[Provided records]
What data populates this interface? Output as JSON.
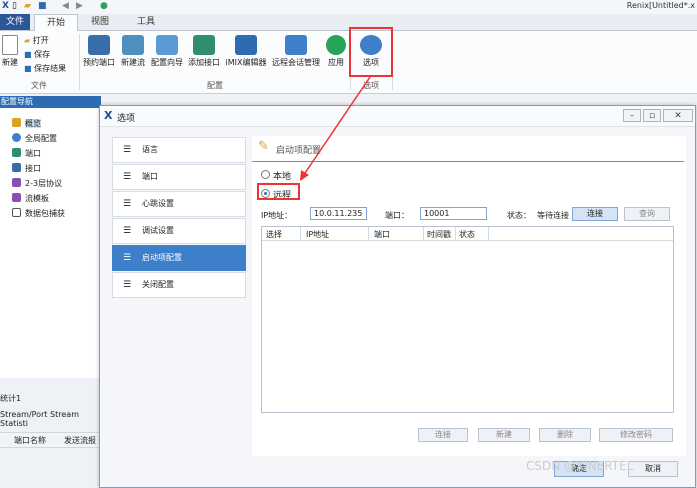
{
  "app": {
    "title": "Renix[Untitled*.x",
    "tabs": {
      "file": "文件",
      "start": "开始",
      "view": "视图",
      "tools": "工具"
    }
  },
  "ribbon": {
    "file_group": {
      "new": "新建",
      "open": "打开",
      "save": "保存",
      "save_result": "保存结果",
      "label": "文件"
    },
    "config_group": {
      "reserve_port": "预约端口",
      "new_stream": "新建流",
      "config_wizard": "配置向导",
      "add_interface": "添加接口",
      "imix_editor": "iMIX编辑器",
      "remote_session": "远程会话管理",
      "apply": "应用",
      "label": "配置"
    },
    "options_group": {
      "options": "选项",
      "label": "选项"
    }
  },
  "nav": {
    "header": "配置导航",
    "items": [
      "概览",
      "全局配置",
      "端口",
      "接口",
      "2-3层协议",
      "流模板",
      "数据包捕获"
    ]
  },
  "bottom": {
    "stats_tab": "统计1",
    "stats_row": "Stream/Port Stream Statisti",
    "col_port_name": "端口名称",
    "col_tx": "发送流报"
  },
  "dialog": {
    "title": "选项",
    "menu": [
      "语言",
      "端口",
      "心跳设置",
      "调试设置",
      "启动项配置",
      "关闭配置"
    ],
    "section_title": "启动项配置",
    "radio_local": "本地",
    "radio_remote": "远程",
    "ip_label": "IP地址：",
    "ip_value": "10.0.11.235",
    "port_label": "端口：",
    "port_value": "10001",
    "status_label": "状态：",
    "status_value": "等待连接",
    "btn_connect": "连接",
    "btn_query": "查询",
    "grid_columns": [
      "选择",
      "IP地址",
      "端口",
      "时间戳",
      "状态"
    ],
    "btn_connect2": "连接",
    "btn_new": "新建",
    "btn_delete": "删除",
    "btn_change_pwd": "修改密码",
    "btn_ok": "确定",
    "btn_cancel": "取消"
  },
  "watermark": "CSDN @XINERTEL",
  "colors": {
    "accent": "#2d6cb3",
    "highlight": "#e33333",
    "file_tab": "#2b5797"
  }
}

[Problem to solve]
Repeat the material above in full and unchanged, minus its images.

[Result of this exercise]
What data populates this interface? Output as JSON.
{
  "app": {
    "title": "Renix[Untitled*.x",
    "tabs": {
      "file": "文件",
      "start": "开始",
      "view": "视图",
      "tools": "工具"
    }
  },
  "ribbon": {
    "file_group": {
      "new": "新建",
      "open": "打开",
      "save": "保存",
      "save_result": "保存结果",
      "label": "文件"
    },
    "config_group": {
      "reserve_port": "预约端口",
      "new_stream": "新建流",
      "config_wizard": "配置向导",
      "add_interface": "添加接口",
      "imix_editor": "iMIX编辑器",
      "remote_session": "远程会话管理",
      "apply": "应用",
      "label": "配置"
    },
    "options_group": {
      "options": "选项",
      "label": "选项"
    }
  },
  "nav": {
    "header": "配置导航",
    "items": [
      "概览",
      "全局配置",
      "端口",
      "接口",
      "2-3层协议",
      "流模板",
      "数据包捕获"
    ]
  },
  "bottom": {
    "stats_tab": "统计1",
    "stats_row": "Stream/Port Stream Statisti",
    "col_port_name": "端口名称",
    "col_tx": "发送流报"
  },
  "dialog": {
    "title": "选项",
    "menu": [
      "语言",
      "端口",
      "心跳设置",
      "调试设置",
      "启动项配置",
      "关闭配置"
    ],
    "section_title": "启动项配置",
    "radio_local": "本地",
    "radio_remote": "远程",
    "ip_label": "IP地址：",
    "ip_value": "10.0.11.235",
    "port_label": "端口：",
    "port_value": "10001",
    "status_label": "状态：",
    "status_value": "等待连接",
    "btn_connect": "连接",
    "btn_query": "查询",
    "grid_columns": [
      "选择",
      "IP地址",
      "端口",
      "时间戳",
      "状态"
    ],
    "btn_connect2": "连接",
    "btn_new": "新建",
    "btn_delete": "删除",
    "btn_change_pwd": "修改密码",
    "btn_ok": "确定",
    "btn_cancel": "取消"
  },
  "watermark": "CSDN @XINERTEL",
  "colors": {
    "accent": "#2d6cb3",
    "highlight": "#e33333",
    "file_tab": "#2b5797"
  }
}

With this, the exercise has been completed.